■ **Seitentext**
# taz.de -- Petition der Woche: Europa will Budapests Uni
       
       > Die Central European University in Ungarn soll geschlossen werden. Dem
       > Parlament ist sie zu liberal. Nun regt sich internationaler Protest.
       
 (IMG) Bild: Für die Central European University gehen in Budapest Tausende auf die Straße
       
       Am Ende ruhte die Hoffnung der Petenten sogar auf János Áder. An der
       Unterschrift des ungarischen Staatspräsidenten hing das Schicksal der
       Budapester Universität CEU. Mehr als 50.000 Menschen [1][hatten sich im
       Netz dafür eingesetzt], dass die Hochschule in der ungarischen Hauptstadt
       weiter ausbilden darf.

■ **Gegebene Angaben**
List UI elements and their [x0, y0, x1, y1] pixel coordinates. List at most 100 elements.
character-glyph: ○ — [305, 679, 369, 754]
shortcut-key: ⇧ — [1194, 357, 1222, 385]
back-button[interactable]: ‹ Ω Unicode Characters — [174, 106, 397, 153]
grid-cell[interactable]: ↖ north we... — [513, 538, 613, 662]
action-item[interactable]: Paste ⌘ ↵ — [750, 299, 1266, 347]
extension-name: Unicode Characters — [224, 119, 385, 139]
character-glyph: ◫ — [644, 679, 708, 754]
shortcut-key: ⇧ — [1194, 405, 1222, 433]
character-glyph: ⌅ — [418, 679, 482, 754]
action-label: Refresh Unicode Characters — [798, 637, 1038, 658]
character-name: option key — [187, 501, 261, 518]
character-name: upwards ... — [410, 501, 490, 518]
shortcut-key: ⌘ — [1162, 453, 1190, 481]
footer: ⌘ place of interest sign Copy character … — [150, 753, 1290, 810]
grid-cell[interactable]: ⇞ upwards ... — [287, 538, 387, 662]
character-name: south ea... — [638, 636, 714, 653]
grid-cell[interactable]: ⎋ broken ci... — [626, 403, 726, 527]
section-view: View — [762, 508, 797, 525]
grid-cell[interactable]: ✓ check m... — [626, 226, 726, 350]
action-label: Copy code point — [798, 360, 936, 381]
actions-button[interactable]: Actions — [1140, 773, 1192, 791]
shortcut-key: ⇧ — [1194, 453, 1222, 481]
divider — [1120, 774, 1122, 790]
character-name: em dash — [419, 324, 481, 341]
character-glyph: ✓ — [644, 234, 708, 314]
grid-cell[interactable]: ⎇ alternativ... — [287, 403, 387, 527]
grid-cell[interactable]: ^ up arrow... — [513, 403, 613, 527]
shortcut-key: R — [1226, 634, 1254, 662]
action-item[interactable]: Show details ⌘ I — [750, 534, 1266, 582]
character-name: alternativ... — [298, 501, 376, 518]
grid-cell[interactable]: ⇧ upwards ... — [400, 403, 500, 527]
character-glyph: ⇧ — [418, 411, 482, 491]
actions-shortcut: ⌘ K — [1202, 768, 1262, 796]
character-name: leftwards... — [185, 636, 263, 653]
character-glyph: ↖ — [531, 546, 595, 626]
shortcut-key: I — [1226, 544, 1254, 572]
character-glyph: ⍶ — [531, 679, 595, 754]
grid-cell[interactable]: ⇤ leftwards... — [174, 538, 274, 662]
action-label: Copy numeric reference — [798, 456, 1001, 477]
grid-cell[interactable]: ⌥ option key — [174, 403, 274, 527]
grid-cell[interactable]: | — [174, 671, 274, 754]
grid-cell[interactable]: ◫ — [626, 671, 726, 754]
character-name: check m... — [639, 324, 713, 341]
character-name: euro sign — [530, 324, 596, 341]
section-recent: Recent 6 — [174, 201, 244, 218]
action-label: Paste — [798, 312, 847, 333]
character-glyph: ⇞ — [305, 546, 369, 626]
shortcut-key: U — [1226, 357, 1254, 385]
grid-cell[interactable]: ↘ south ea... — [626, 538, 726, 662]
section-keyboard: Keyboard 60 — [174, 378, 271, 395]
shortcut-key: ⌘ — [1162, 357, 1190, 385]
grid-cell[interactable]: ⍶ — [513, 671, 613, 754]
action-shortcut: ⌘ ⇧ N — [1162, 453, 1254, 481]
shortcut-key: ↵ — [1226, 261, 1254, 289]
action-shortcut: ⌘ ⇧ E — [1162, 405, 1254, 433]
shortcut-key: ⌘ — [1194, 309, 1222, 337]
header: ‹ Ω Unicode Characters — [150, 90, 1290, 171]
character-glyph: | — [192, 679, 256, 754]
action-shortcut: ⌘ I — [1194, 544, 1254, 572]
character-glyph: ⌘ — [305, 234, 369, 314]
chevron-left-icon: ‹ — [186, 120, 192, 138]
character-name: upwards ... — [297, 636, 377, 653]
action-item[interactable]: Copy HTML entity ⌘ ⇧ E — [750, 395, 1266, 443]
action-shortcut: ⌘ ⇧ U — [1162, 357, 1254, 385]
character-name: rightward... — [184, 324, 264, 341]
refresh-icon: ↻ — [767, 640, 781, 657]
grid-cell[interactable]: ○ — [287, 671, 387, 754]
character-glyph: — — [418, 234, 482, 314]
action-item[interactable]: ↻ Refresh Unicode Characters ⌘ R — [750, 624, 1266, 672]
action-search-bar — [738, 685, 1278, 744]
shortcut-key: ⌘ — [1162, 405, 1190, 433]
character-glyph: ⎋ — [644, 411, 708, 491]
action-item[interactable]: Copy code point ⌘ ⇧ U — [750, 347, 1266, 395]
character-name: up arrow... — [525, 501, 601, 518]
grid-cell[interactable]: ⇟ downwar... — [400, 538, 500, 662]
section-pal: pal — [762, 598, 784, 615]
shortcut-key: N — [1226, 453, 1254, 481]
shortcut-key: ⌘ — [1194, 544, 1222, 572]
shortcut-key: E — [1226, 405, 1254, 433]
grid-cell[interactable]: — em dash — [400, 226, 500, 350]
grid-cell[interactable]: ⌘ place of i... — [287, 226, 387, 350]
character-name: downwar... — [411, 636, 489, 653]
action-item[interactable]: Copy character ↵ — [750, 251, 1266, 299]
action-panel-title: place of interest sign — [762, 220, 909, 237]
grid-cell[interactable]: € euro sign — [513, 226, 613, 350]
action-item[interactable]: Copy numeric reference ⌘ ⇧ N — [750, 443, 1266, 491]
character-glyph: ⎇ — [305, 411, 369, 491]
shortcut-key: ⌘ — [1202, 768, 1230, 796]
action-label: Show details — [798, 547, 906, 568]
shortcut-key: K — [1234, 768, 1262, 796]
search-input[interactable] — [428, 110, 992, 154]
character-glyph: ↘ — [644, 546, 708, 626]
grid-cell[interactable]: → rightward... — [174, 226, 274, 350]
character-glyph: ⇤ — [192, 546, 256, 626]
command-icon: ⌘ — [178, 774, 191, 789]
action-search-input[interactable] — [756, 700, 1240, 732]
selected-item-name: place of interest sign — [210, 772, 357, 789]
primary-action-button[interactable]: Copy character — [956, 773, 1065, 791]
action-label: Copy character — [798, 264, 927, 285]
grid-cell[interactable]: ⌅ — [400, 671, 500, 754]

■ **Ziel 1**
Wie viele Menschen haben sich laut dem Artikel über die Central European University im Netz für die Hochschule eingesetzt?
■ **Ziel 2**
Nennen Sie jeden Länder-, Städte- oder Kontinentnamen, der im Artikel über die Central European University vorkommt, jeweils nur einmal.
■ **Ziel 3**
Greifen Sie den Artikel über die Central European University nach seinem letzten Satz auf und schreiben Sie ihn weiter.
Die Zeilen spielen hierfür keine Rolle.

■ **Lösung 1**
Mehr als 50.000 Menschen.

■ **Lösung 2**
Europa, Ungarn, Budapest

■ **Lösung 3**
       Noch mehr [2][demonstrierten am vergangenen Wochenende] für den Erhalt der
       Uni. Rund 70.000 Menschen auf der Straße, das hat Ungarn schon lange nicht
       mehr gesehen. Auf dem Transparent der Kern der Auseinandersetzung: „Ich
       hatte auf einen Abschluss gehofft. Jetzt will ich Demokratie“.
       
       Wie kann eine einzelne Universität so zum Politikum werden? Ganz einfach:
       Sie ist einst von George Soros gegründet worden, dem US-amerikanischen
       Multimilliardär mit ungarischer Abstammung. Ministerpräsident [3][Viktor
       Orbán hat ihn zu seinem Erzfeind erklärt]. Soros ist so ziemlich an allem
       schuld, was Orbán gern anprangert: Soros ist der Drahtzieher der
       Flüchtlingskrise, der Mephisto der liberalen Gesellschaft, mit seiner
       Universität der Lehrer der europäischen Eliten.
       
       Am 4. April brachte Orbán das Gesetz per Eilverfahren durchs Parlament.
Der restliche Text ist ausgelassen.